WHAT YOU SHOULD DO: Take the material below and write it all out again exactly.

** Begin DATA FOR THE TASK **

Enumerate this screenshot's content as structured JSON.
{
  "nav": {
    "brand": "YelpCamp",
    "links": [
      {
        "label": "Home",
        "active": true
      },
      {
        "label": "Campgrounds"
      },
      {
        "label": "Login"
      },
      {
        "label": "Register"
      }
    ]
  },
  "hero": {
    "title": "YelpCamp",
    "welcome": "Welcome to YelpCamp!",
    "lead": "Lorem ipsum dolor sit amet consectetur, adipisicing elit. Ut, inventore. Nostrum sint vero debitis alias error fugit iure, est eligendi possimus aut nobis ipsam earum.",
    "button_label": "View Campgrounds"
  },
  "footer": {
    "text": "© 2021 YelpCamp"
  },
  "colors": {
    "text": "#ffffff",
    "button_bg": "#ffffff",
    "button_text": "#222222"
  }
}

** End DATA FOR THE TASK **

FINAL RESULT:
Enumerate this screenshot's content as structured JSON.
{
  "nav": {
    "brand": "YelpCamp",
    "links": [
      {
        "label": "Home",
        "active": true
      },
      {
        "label": "Campgrounds"
      },
      {
        "label": "Login"
      },
      {
        "label": "Register"
      }
    ]
  },
  "hero": {
    "title": "YelpCamp",
    "welcome": "Welcome to YelpCamp!",
    "lead": "Lorem ipsum dolor sit amet consectetur, adipisicing elit. Ut, inventore. Nostrum sint vero debitis alias error fugit iure, est eligendi possimus aut nobis ipsam earum.",
    "button_label": "View Campgrounds"
  },
  "footer": {
    "text": "© 2021 YelpCamp"
  },
  "colors": {
    "text": "#ffffff",
    "button_bg": "#ffffff",
    "button_text": "#222222"
  }
}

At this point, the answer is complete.